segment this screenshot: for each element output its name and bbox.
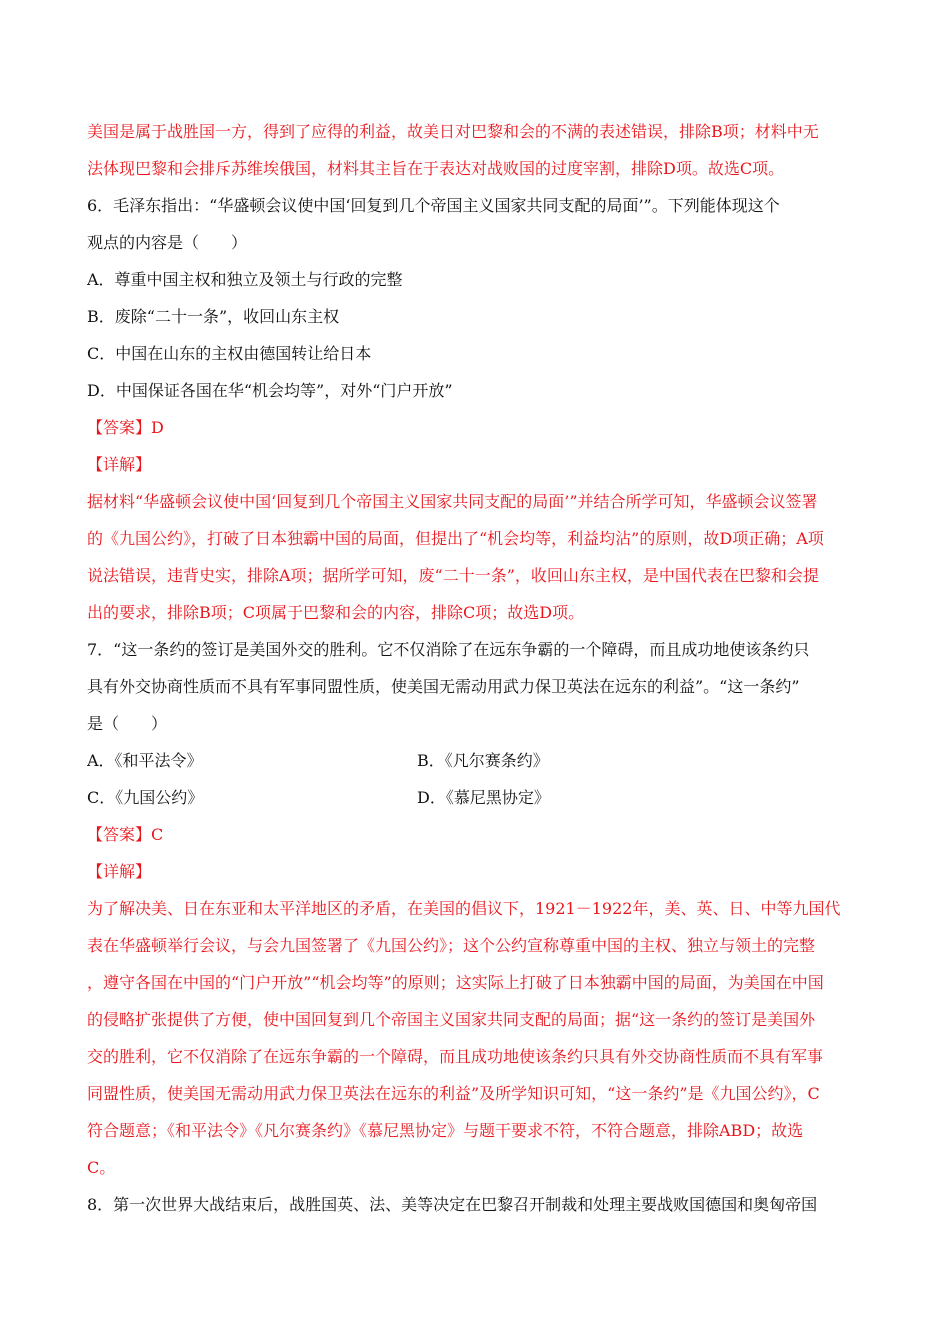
- prev-explanation-line: 法体现巴黎和会排斥苏维埃俄国，材料其主旨在于表达对战败国的过度宰割，排除D项。故选C项。: [87, 159, 785, 178]
- answer-value: C: [151, 825, 164, 844]
- prev-explanation-line: 美国是属于战胜国一方，得到了应得的利益，故美日对巴黎和会的不满的表述错误，排除B项；材料中无: [87, 122, 819, 141]
- q7-explanation-line: 同盟性质，使美国无需动用武力保卫英法在远东的利益”及所学知识可知，“这一条约”是《九国公约》，C: [87, 1084, 820, 1103]
- q8-stem-line: 8．第一次世界大战结束后，战胜国英、法、美等决定在巴黎召开制裁和处理主要战败国德国和奥匈帝国: [87, 1195, 818, 1214]
- q6-stem-line: 6．毛泽东指出：“华盛顿会议使中国‘回复到几个帝国主义国家共同支配的局面’”。下列能体现这个: [87, 196, 780, 215]
- q7-detail-tag: 【详解】: [87, 862, 152, 881]
- q6-option-a: A．尊重中国主权和独立及领土与行政的完整: [87, 270, 403, 289]
- q7-explanation-line: ，遵守各国在中国的“门户开放”“机会均等”的原则；这实际上打破了日本独霸中国的局面，为美国在中国: [87, 973, 824, 992]
- q7-explanation-line: 交的胜利，它不仅消除了在远东争霸的一个障碍，而且成功地使该条约只具有外交协商性质而不具有军事: [87, 1047, 824, 1066]
- q7-option-c: C．《九国公约》: [87, 788, 204, 807]
- q7-option-a: A．《和平法令》: [87, 751, 203, 770]
- q7-explanation-line: C。: [87, 1158, 116, 1177]
- answer-tag: 【答案】: [87, 825, 152, 844]
- q7-stem-line: 是（ ）: [87, 714, 168, 733]
- q6-detail-tag: 【详解】: [87, 455, 152, 474]
- q6-explanation-line: 据材料“华盛顿会议使中国‘回复到几个帝国主义国家共同支配的局面’”并结合所学可知，华盛顿会议签署: [87, 492, 818, 511]
- q6-option-b: B．废除“二十一条”，收回山东主权: [87, 307, 340, 326]
- q6-answer: [87, 409, 867, 446]
- answer-tag: 【答案】: [87, 418, 152, 437]
- q6-explanation-line: 出的要求，排除B项；C项属于巴黎和会的内容，排除C项；故选D项。: [87, 603, 585, 622]
- q7-explanation-line: 表在华盛顿举行会议，与会九国签署了《九国公约》；这个公约宣称尊重中国的主权、独立与领土的完整: [87, 936, 816, 955]
- q7-stem-line: 7．“这一条约的签订是美国外交的胜利。它不仅消除了在远东争霸的一个障碍，而且成功地使该条约只: [87, 640, 810, 659]
- q6-option-c: C．中国在山东的主权由德国转让给日本: [87, 344, 372, 363]
- q7-stem-line: 具有外交协商性质而不具有军事同盟性质，使美国无需动用武力保卫英法在远东的利益”。“这一条约”: [87, 677, 800, 696]
- q7-explanation-line: 的侵略扩张提供了方便，使中国回复到几个帝国主义国家共同支配的局面；据“这一条约的签订是美国外: [87, 1010, 816, 1029]
- document-content: [87, 113, 867, 1223]
- q6-explanation-line: 说法错误，违背史实，排除A项；据所学可知，废“二十一条”，收回山东主权，是中国代表在巴黎和会提: [87, 566, 819, 585]
- q7-answer: [87, 816, 867, 853]
- q6-explanation-line: 的《九国公约》，打破了日本独霸中国的局面，但提出了“机会均等，利益均沾”的原则，故D项正确；A项: [87, 529, 824, 548]
- q7-options-row: [87, 742, 867, 779]
- q6-stem-line: 观点的内容是（ ）: [87, 233, 248, 252]
- q7-options-row: [87, 779, 867, 816]
- q7-explanation-line: 符合题意；《和平法令》《凡尔赛条约》《慕尼黑协定》与题干要求不符，不符合题意，排除ABD；故选: [87, 1121, 804, 1140]
- q6-option-d: D．中国保证各国在华“机会均等”，对外“门户开放”: [87, 381, 453, 400]
- answer-value: D: [151, 418, 164, 437]
- q7-explanation-line: 为了解决美、日在东亚和太平洋地区的矛盾，在美国的倡议下，1921－1922年，美、英、日、中等九国代: [87, 899, 841, 918]
- q7-option-b: B．《凡尔赛条约》: [417, 751, 549, 770]
- q7-option-d: D．《慕尼黑协定》: [417, 788, 550, 807]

________________________________________

**Exercise instructions:** Give all of these lines again, swapping every "【详解】" for "【解析】" and leaving everything else unchanged. Leave the pictures out.

**Exercise output:**
segment this screenshot: for each element output its name and bbox.
- prev-explanation-line: 法体现巴黎和会排斥苏维埃俄国，材料其主旨在于表达对战败国的过度宰割，排除D项。故选C项。: [87, 159, 785, 178]
- answer-value: C: [151, 825, 164, 844]
- prev-explanation-line: 美国是属于战胜国一方，得到了应得的利益，故美日对巴黎和会的不满的表述错误，排除B项；材料中无: [87, 122, 819, 141]
- q7-explanation-line: 同盟性质，使美国无需动用武力保卫英法在远东的利益”及所学知识可知，“这一条约”是《九国公约》，C: [87, 1084, 820, 1103]
- q8-stem-line: 8．第一次世界大战结束后，战胜国英、法、美等决定在巴黎召开制裁和处理主要战败国德国和奥匈帝国: [87, 1195, 818, 1214]
- q6-stem-line: 6．毛泽东指出：“华盛顿会议使中国‘回复到几个帝国主义国家共同支配的局面’”。下列能体现这个: [87, 196, 780, 215]
- q7-detail-tag: 【解析】: [87, 862, 152, 881]
- q6-option-a: A．尊重中国主权和独立及领土与行政的完整: [87, 270, 403, 289]
- q7-explanation-line: ，遵守各国在中国的“门户开放”“机会均等”的原则；这实际上打破了日本独霸中国的局面，为美国在中国: [87, 973, 824, 992]
- q7-explanation-line: 交的胜利，它不仅消除了在远东争霸的一个障碍，而且成功地使该条约只具有外交协商性质而不具有军事: [87, 1047, 824, 1066]
- q7-option-c: C．《九国公约》: [87, 788, 204, 807]
- q7-option-a: A．《和平法令》: [87, 751, 203, 770]
- q7-explanation-line: C。: [87, 1158, 116, 1177]
- answer-tag: 【答案】: [87, 825, 152, 844]
- q7-stem-line: 是（ ）: [87, 714, 168, 733]
- q6-detail-tag: 【解析】: [87, 455, 152, 474]
- q6-explanation-line: 据材料“华盛顿会议使中国‘回复到几个帝国主义国家共同支配的局面’”并结合所学可知，华盛顿会议签署: [87, 492, 818, 511]
- q6-option-b: B．废除“二十一条”，收回山东主权: [87, 307, 340, 326]
- q6-answer: [87, 409, 867, 446]
- answer-tag: 【答案】: [87, 418, 152, 437]
- q6-explanation-line: 出的要求，排除B项；C项属于巴黎和会的内容，排除C项；故选D项。: [87, 603, 585, 622]
- q7-explanation-line: 表在华盛顿举行会议，与会九国签署了《九国公约》；这个公约宣称尊重中国的主权、独立与领土的完整: [87, 936, 816, 955]
- q7-stem-line: 7．“这一条约的签订是美国外交的胜利。它不仅消除了在远东争霸的一个障碍，而且成功地使该条约只: [87, 640, 810, 659]
- q6-option-c: C．中国在山东的主权由德国转让给日本: [87, 344, 372, 363]
- q7-stem-line: 具有外交协商性质而不具有军事同盟性质，使美国无需动用武力保卫英法在远东的利益”。“这一条约”: [87, 677, 800, 696]
- q7-explanation-line: 的侵略扩张提供了方便，使中国回复到几个帝国主义国家共同支配的局面；据“这一条约的签订是美国外: [87, 1010, 816, 1029]
- document-content: [87, 113, 867, 1223]
- q6-explanation-line: 说法错误，违背史实，排除A项；据所学可知，废“二十一条”，收回山东主权，是中国代表在巴黎和会提: [87, 566, 819, 585]
- q7-answer: [87, 816, 867, 853]
- q6-explanation-line: 的《九国公约》，打破了日本独霸中国的局面，但提出了“机会均等，利益均沾”的原则，故D项正确；A项: [87, 529, 824, 548]
- q7-options-row: [87, 742, 867, 779]
- q6-stem-line: 观点的内容是（ ）: [87, 233, 248, 252]
- q7-options-row: [87, 779, 867, 816]
- q7-explanation-line: 符合题意；《和平法令》《凡尔赛条约》《慕尼黑协定》与题干要求不符，不符合题意，排除ABD；故选: [87, 1121, 804, 1140]
- q6-option-d: D．中国保证各国在华“机会均等”，对外“门户开放”: [87, 381, 453, 400]
- answer-value: D: [151, 418, 164, 437]
- q7-explanation-line: 为了解决美、日在东亚和太平洋地区的矛盾，在美国的倡议下，1921－1922年，美、英、日、中等九国代: [87, 899, 841, 918]
- q7-option-b: B．《凡尔赛条约》: [417, 751, 549, 770]
- q7-option-d: D．《慕尼黑协定》: [417, 788, 550, 807]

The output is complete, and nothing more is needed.